— START —
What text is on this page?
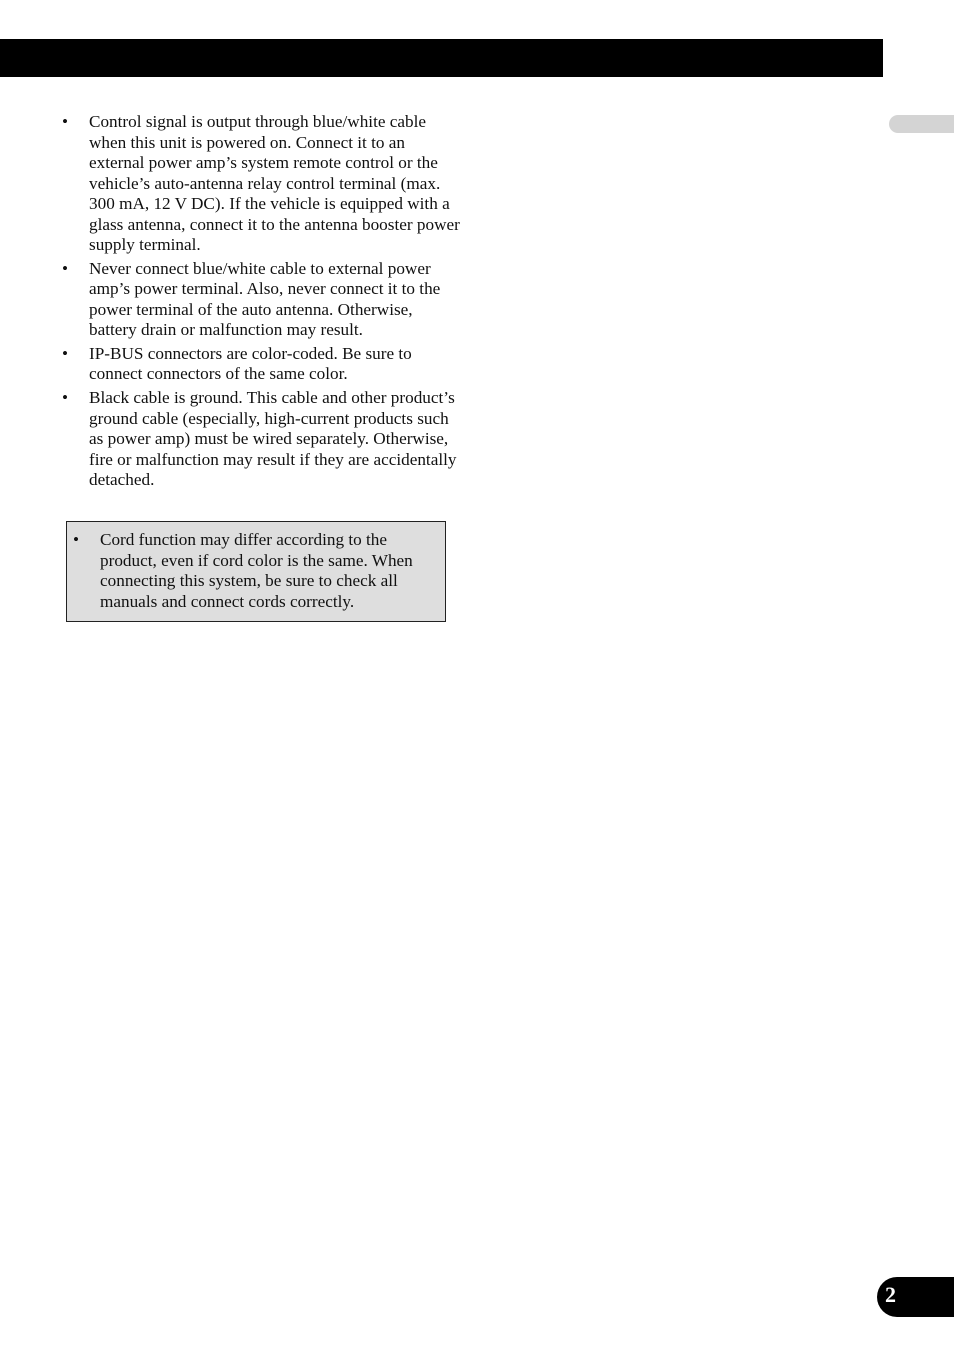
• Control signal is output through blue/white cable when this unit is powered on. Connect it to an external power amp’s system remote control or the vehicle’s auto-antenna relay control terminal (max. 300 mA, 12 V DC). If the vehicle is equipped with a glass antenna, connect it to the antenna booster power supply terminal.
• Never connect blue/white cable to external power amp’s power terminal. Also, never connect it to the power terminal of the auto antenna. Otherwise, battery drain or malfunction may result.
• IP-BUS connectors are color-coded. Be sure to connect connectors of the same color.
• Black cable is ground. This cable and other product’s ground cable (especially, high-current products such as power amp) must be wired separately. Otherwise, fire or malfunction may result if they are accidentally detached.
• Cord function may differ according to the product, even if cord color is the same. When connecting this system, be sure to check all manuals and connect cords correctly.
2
— END —
— START —
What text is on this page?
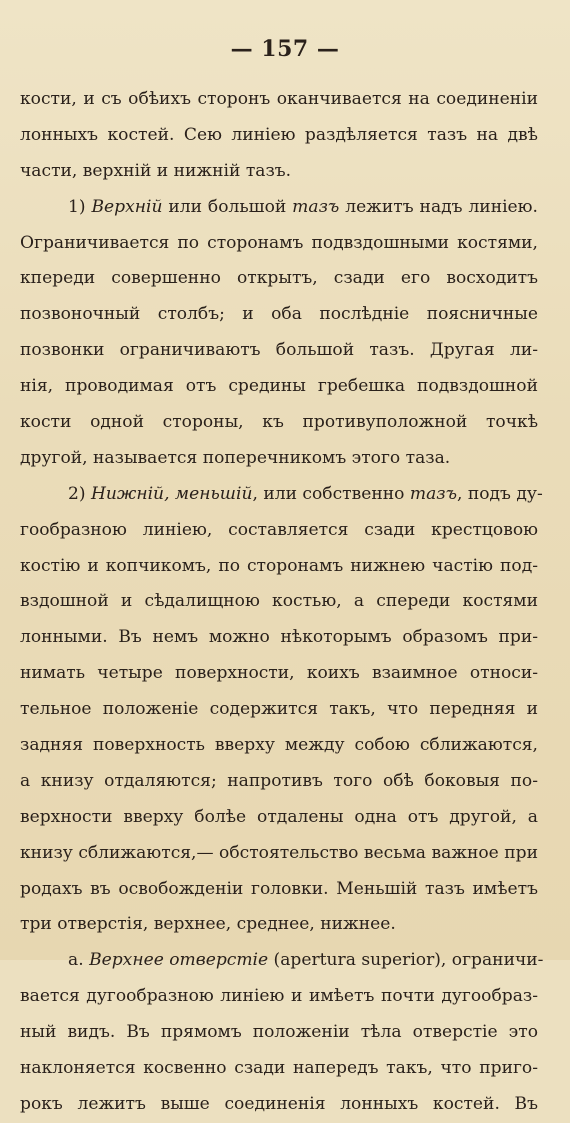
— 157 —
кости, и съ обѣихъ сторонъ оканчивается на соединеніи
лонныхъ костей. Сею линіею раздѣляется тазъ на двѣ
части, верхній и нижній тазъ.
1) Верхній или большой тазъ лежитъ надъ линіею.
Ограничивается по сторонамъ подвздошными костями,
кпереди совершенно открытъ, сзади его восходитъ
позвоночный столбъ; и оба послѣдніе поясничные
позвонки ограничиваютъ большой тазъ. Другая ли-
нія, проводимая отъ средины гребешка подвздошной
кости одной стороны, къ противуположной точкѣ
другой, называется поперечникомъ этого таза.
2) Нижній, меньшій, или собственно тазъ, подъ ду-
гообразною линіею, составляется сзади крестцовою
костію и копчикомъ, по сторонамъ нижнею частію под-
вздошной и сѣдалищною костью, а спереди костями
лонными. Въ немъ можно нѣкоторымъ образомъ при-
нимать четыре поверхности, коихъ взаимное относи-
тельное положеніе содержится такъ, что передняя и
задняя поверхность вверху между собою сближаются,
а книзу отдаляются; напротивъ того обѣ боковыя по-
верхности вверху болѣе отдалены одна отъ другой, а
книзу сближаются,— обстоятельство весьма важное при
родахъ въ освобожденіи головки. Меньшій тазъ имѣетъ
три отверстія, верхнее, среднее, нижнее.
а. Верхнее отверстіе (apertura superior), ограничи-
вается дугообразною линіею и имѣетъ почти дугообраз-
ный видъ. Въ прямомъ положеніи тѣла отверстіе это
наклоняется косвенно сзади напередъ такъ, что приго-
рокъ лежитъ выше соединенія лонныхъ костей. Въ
— END —
— Exercise brief —
Copy each line of the listing in which the word "другой" can be found.

— Written answer —
другой, называется поперечникомъ этого таза.
верхности вверху болѣе отдалены одна отъ другой, а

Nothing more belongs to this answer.